═════ Source material ═════

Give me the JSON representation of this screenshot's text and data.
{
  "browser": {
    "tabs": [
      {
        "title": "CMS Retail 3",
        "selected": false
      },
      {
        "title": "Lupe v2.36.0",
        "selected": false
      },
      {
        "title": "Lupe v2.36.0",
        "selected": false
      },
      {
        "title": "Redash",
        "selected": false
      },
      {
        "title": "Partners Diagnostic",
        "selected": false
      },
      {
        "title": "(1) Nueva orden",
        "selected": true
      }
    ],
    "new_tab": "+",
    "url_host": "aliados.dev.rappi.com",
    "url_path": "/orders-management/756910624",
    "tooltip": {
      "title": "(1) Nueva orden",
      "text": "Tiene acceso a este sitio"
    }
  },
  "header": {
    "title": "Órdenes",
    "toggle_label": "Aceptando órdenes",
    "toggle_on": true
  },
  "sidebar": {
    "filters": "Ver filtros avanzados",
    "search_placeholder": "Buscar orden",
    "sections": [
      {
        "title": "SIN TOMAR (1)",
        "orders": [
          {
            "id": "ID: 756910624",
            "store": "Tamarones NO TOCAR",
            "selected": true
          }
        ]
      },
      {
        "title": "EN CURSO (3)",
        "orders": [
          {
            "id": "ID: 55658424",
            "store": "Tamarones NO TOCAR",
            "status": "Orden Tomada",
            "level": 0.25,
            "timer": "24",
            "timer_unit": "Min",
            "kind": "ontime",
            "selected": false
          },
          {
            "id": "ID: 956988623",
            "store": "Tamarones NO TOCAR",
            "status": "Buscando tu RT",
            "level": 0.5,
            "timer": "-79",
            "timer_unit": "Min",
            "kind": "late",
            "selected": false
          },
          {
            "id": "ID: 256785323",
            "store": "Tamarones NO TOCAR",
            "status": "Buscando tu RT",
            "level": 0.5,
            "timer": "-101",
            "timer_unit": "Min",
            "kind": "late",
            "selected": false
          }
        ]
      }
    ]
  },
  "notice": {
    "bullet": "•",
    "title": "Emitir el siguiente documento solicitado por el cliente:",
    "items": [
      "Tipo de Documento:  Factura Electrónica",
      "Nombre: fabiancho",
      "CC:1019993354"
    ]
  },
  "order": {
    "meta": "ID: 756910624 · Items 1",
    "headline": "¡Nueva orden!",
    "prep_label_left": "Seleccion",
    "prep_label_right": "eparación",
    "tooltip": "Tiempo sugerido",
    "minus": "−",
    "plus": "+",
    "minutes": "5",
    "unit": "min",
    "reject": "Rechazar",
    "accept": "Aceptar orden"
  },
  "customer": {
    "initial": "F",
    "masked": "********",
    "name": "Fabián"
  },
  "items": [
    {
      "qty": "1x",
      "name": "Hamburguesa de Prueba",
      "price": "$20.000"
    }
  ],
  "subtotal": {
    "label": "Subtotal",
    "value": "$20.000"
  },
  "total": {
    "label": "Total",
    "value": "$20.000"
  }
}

═════

Required task:
Each line above that includes "name" should be shown.

Written solution:
    "name": "Fabián"
      "name": "Hamburguesa de Prueba",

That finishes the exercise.